> _Aim of the task_
Every line of the material below must be repeated exactly.
§ §
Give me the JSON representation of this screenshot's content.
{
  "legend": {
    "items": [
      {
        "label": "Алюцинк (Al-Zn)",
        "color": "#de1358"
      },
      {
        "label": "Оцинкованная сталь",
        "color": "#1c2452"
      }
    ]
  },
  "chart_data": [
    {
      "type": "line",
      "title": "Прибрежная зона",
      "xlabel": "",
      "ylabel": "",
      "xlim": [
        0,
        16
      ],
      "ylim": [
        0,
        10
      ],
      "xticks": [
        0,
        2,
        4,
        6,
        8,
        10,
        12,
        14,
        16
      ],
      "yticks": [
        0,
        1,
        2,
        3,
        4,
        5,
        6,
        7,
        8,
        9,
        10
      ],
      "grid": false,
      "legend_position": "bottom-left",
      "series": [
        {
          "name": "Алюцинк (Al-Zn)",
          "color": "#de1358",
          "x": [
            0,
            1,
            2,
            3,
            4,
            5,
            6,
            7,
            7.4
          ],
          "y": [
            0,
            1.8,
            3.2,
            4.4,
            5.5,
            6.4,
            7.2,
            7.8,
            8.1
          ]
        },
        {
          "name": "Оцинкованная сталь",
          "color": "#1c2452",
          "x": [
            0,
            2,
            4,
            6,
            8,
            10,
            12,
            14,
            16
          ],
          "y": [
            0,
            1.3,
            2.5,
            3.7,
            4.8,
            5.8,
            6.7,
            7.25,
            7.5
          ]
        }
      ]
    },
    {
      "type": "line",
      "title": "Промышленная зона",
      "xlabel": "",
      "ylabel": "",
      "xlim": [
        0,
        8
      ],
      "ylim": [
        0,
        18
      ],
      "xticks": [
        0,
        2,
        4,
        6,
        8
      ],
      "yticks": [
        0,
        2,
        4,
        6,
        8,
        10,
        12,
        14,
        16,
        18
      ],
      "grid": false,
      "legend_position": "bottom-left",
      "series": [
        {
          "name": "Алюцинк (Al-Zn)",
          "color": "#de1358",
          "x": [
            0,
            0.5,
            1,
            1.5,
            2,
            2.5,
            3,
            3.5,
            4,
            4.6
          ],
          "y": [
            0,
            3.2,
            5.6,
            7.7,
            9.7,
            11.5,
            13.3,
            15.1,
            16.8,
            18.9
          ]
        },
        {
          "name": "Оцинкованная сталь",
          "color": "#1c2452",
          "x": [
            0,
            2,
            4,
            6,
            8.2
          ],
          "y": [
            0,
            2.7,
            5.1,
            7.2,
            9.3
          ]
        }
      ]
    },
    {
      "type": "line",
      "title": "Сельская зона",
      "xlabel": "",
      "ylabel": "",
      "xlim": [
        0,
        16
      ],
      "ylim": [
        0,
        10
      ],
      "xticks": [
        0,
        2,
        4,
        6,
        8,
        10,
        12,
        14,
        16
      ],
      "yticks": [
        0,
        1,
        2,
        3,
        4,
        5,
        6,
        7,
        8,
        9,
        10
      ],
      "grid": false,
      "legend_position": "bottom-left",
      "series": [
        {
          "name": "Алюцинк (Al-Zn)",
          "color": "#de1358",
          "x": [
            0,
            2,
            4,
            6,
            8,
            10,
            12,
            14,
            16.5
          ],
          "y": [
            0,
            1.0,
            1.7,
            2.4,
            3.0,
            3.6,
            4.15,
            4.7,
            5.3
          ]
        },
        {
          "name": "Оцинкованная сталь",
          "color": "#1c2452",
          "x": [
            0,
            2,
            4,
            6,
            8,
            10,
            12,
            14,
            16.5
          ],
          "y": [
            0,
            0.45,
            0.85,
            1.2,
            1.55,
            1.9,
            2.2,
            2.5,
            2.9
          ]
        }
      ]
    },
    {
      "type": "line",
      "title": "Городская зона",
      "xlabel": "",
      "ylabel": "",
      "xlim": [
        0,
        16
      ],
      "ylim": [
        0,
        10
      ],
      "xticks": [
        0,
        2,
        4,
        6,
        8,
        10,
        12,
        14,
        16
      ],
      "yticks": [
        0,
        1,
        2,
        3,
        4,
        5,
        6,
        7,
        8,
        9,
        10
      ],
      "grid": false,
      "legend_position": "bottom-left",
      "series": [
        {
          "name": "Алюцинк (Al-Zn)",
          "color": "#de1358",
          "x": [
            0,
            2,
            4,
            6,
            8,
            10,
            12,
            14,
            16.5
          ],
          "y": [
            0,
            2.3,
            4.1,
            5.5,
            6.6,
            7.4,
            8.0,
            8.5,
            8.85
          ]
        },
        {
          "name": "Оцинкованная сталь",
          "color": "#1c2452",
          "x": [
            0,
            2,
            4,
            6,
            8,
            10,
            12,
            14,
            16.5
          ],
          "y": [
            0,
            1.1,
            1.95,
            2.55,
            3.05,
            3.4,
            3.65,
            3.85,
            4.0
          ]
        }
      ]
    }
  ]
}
§ §
> _Reply_
Give me the JSON representation of this screenshot's content.
{
  "legend": {
    "items": [
      {
        "label": "Алюцинк (Al-Zn)",
        "color": "#de1358"
      },
      {
        "label": "Оцинкованная сталь",
        "color": "#1c2452"
      }
    ]
  },
  "chart_data": [
    {
      "type": "line",
      "title": "Прибрежная зона",
      "xlabel": "",
      "ylabel": "",
      "xlim": [
        0,
        16
      ],
      "ylim": [
        0,
        10
      ],
      "xticks": [
        0,
        2,
        4,
        6,
        8,
        10,
        12,
        14,
        16
      ],
      "yticks": [
        0,
        1,
        2,
        3,
        4,
        5,
        6,
        7,
        8,
        9,
        10
      ],
      "grid": false,
      "legend_position": "bottom-left",
      "series": [
        {
          "name": "Алюцинк (Al-Zn)",
          "color": "#de1358",
          "x": [
            0,
            1,
            2,
            3,
            4,
            5,
            6,
            7,
            7.4
          ],
          "y": [
            0,
            1.8,
            3.2,
            4.4,
            5.5,
            6.4,
            7.2,
            7.8,
            8.1
          ]
        },
        {
          "name": "Оцинкованная сталь",
          "color": "#1c2452",
          "x": [
            0,
            2,
            4,
            6,
            8,
            10,
            12,
            14,
            16
          ],
          "y": [
            0,
            1.3,
            2.5,
            3.7,
            4.8,
            5.8,
            6.7,
            7.25,
            7.5
          ]
        }
      ]
    },
    {
      "type": "line",
      "title": "Промышленная зона",
      "xlabel": "",
      "ylabel": "",
      "xlim": [
        0,
        8
      ],
      "ylim": [
        0,
        18
      ],
      "xticks": [
        0,
        2,
        4,
        6,
        8
      ],
      "yticks": [
        0,
        2,
        4,
        6,
        8,
        10,
        12,
        14,
        16,
        18
      ],
      "grid": false,
      "legend_position": "bottom-left",
      "series": [
        {
          "name": "Алюцинк (Al-Zn)",
          "color": "#de1358",
          "x": [
            0,
            0.5,
            1,
            1.5,
            2,
            2.5,
            3,
            3.5,
            4,
            4.6
          ],
          "y": [
            0,
            3.2,
            5.6,
            7.7,
            9.7,
            11.5,
            13.3,
            15.1,
            16.8,
            18.9
          ]
        },
        {
          "name": "Оцинкованная сталь",
          "color": "#1c2452",
          "x": [
            0,
            2,
            4,
            6,
            8.2
          ],
          "y": [
            0,
            2.7,
            5.1,
            7.2,
            9.3
          ]
        }
      ]
    },
    {
      "type": "line",
      "title": "Сельская зона",
      "xlabel": "",
      "ylabel": "",
      "xlim": [
        0,
        16
      ],
      "ylim": [
        0,
        10
      ],
      "xticks": [
        0,
        2,
        4,
        6,
        8,
        10,
        12,
        14,
        16
      ],
      "yticks": [
        0,
        1,
        2,
        3,
        4,
        5,
        6,
        7,
        8,
        9,
        10
      ],
      "grid": false,
      "legend_position": "bottom-left",
      "series": [
        {
          "name": "Алюцинк (Al-Zn)",
          "color": "#de1358",
          "x": [
            0,
            2,
            4,
            6,
            8,
            10,
            12,
            14,
            16.5
          ],
          "y": [
            0,
            1.0,
            1.7,
            2.4,
            3.0,
            3.6,
            4.15,
            4.7,
            5.3
          ]
        },
        {
          "name": "Оцинкованная сталь",
          "color": "#1c2452",
          "x": [
            0,
            2,
            4,
            6,
            8,
            10,
            12,
            14,
            16.5
          ],
          "y": [
            0,
            0.45,
            0.85,
            1.2,
            1.55,
            1.9,
            2.2,
            2.5,
            2.9
          ]
        }
      ]
    },
    {
      "type": "line",
      "title": "Городская зона",
      "xlabel": "",
      "ylabel": "",
      "xlim": [
        0,
        16
      ],
      "ylim": [
        0,
        10
      ],
      "xticks": [
        0,
        2,
        4,
        6,
        8,
        10,
        12,
        14,
        16
      ],
      "yticks": [
        0,
        1,
        2,
        3,
        4,
        5,
        6,
        7,
        8,
        9,
        10
      ],
      "grid": false,
      "legend_position": "bottom-left",
      "series": [
        {
          "name": "Алюцинк (Al-Zn)",
          "color": "#de1358",
          "x": [
            0,
            2,
            4,
            6,
            8,
            10,
            12,
            14,
            16.5
          ],
          "y": [
            0,
            2.3,
            4.1,
            5.5,
            6.6,
            7.4,
            8.0,
            8.5,
            8.85
          ]
        },
        {
          "name": "Оцинкованная сталь",
          "color": "#1c2452",
          "x": [
            0,
            2,
            4,
            6,
            8,
            10,
            12,
            14,
            16.5
          ],
          "y": [
            0,
            1.1,
            1.95,
            2.55,
            3.05,
            3.4,
            3.65,
            3.85,
            4.0
          ]
        }
      ]
    }
  ]
}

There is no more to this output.